-- Records for this task start --
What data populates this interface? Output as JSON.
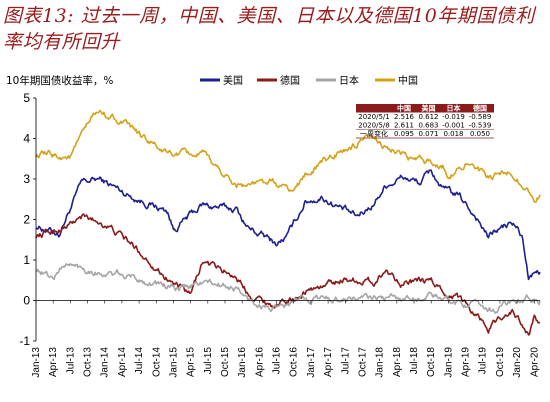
{
  "figure_title": "图表13: 过去一周，中国、美国、日本以及德国10年期国债利率均有所回升",
  "chart_data": {
    "type": "line",
    "ylabel": "10年期国债收益率，%",
    "ylim": [
      -1,
      5
    ],
    "yticks": [
      -1,
      0,
      1,
      2,
      3,
      4,
      5
    ],
    "xlim": [
      "2013-01",
      "2020-05"
    ],
    "xticks": [
      "Jan-13",
      "Apr-13",
      "Jul-13",
      "Oct-13",
      "Jan-14",
      "Apr-14",
      "Jul-14",
      "Oct-14",
      "Jan-15",
      "Apr-15",
      "Jul-15",
      "Oct-15",
      "Jan-16",
      "Apr-16",
      "Jul-16",
      "Oct-16",
      "Jan-17",
      "Apr-17",
      "Jul-17",
      "Oct-17",
      "Jan-18",
      "Apr-18",
      "Jul-18",
      "Oct-18",
      "Jan-19",
      "Apr-19",
      "Jul-19",
      "Oct-19",
      "Jan-20",
      "Apr-20"
    ],
    "legend_position": "top",
    "series": [
      {
        "name": "美国",
        "color": "#1f1f8f",
        "x": [
          "2013-01",
          "2013-05",
          "2013-09",
          "2013-12",
          "2014-06",
          "2014-12",
          "2015-01",
          "2015-06",
          "2015-12",
          "2016-02",
          "2016-07",
          "2016-09",
          "2016-12",
          "2017-03",
          "2017-09",
          "2017-12",
          "2018-02",
          "2018-05",
          "2018-08",
          "2018-10",
          "2018-12",
          "2019-03",
          "2019-06",
          "2019-08",
          "2019-09",
          "2019-12",
          "2020-01",
          "2020-02",
          "2020-03",
          "2020-04",
          "2020-05"
        ],
        "y": [
          1.85,
          1.65,
          2.9,
          3.0,
          2.55,
          2.2,
          1.75,
          2.35,
          2.25,
          1.8,
          1.4,
          1.6,
          2.45,
          2.55,
          2.05,
          2.4,
          2.85,
          3.05,
          2.9,
          3.2,
          2.75,
          2.55,
          2.05,
          1.55,
          1.7,
          1.9,
          1.8,
          1.5,
          0.55,
          0.62,
          0.7
        ]
      },
      {
        "name": "德国",
        "color": "#8b1a1a",
        "x": [
          "2013-01",
          "2013-06",
          "2013-09",
          "2014-01",
          "2014-06",
          "2014-12",
          "2015-04",
          "2015-06",
          "2015-12",
          "2016-02",
          "2016-07",
          "2016-10",
          "2016-12",
          "2017-03",
          "2017-07",
          "2017-12",
          "2018-02",
          "2018-05",
          "2018-10",
          "2018-12",
          "2019-03",
          "2019-06",
          "2019-08",
          "2019-10",
          "2019-12",
          "2020-01",
          "2020-03",
          "2020-04",
          "2020-05"
        ],
        "y": [
          1.6,
          1.8,
          2.05,
          1.9,
          1.35,
          0.55,
          0.1,
          0.95,
          0.6,
          0.2,
          -0.15,
          0.05,
          0.25,
          0.35,
          0.55,
          0.45,
          0.75,
          0.45,
          0.45,
          0.25,
          0.05,
          -0.3,
          -0.7,
          -0.4,
          -0.25,
          -0.4,
          -0.85,
          -0.45,
          -0.54
        ]
      },
      {
        "name": "日本",
        "color": "#a6a6a6",
        "x": [
          "2013-01",
          "2013-04",
          "2013-06",
          "2013-12",
          "2014-06",
          "2014-12",
          "2015-02",
          "2015-06",
          "2015-12",
          "2016-02",
          "2016-07",
          "2016-10",
          "2016-12",
          "2017-06",
          "2018-06",
          "2018-10",
          "2019-01",
          "2019-03",
          "2019-06",
          "2019-09",
          "2019-12",
          "2020-02",
          "2020-03",
          "2020-05"
        ],
        "y": [
          0.8,
          0.55,
          0.9,
          0.7,
          0.55,
          0.35,
          0.25,
          0.45,
          0.3,
          0.0,
          -0.25,
          -0.05,
          0.05,
          0.05,
          0.05,
          0.12,
          0.0,
          -0.05,
          -0.15,
          -0.25,
          -0.02,
          -0.05,
          0.05,
          0.0
        ]
      },
      {
        "name": "中国",
        "color": "#d4a21a",
        "x": [
          "2013-01",
          "2013-07",
          "2013-11",
          "2013-12",
          "2014-03",
          "2014-06",
          "2014-12",
          "2015-06",
          "2015-12",
          "2016-06",
          "2016-10",
          "2016-12",
          "2017-05",
          "2017-11",
          "2018-01",
          "2018-06",
          "2018-12",
          "2019-01",
          "2019-04",
          "2019-08",
          "2019-12",
          "2020-01",
          "2020-03",
          "2020-04",
          "2020-05"
        ],
        "y": [
          3.6,
          3.55,
          4.55,
          4.65,
          4.5,
          4.2,
          3.6,
          3.6,
          2.85,
          2.9,
          2.7,
          3.1,
          3.6,
          3.95,
          3.9,
          3.5,
          3.35,
          3.1,
          3.4,
          3.0,
          3.15,
          3.05,
          2.7,
          2.5,
          2.61
        ]
      }
    ],
    "table": {
      "headers": [
        "",
        "中国",
        "美国",
        "日本",
        "德国"
      ],
      "rows": [
        [
          "2020/5/1",
          "2.516",
          "0.612",
          "-0.019",
          "-0.589"
        ],
        [
          "2020/5/8",
          "2.611",
          "0.683",
          "-0.001",
          "-0.539"
        ],
        [
          "一周变化",
          "0.095",
          "0.071",
          "0.018",
          "0.050"
        ]
      ]
    }
  }
}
-- Records for this task end --
Problem details :: Show, from the listing above, each line that contains the word "color".

Output ::
        "color": "#1f1f8f",
        "color": "#8b1a1a",
        "color": "#a6a6a6",
        "color": "#d4a21a",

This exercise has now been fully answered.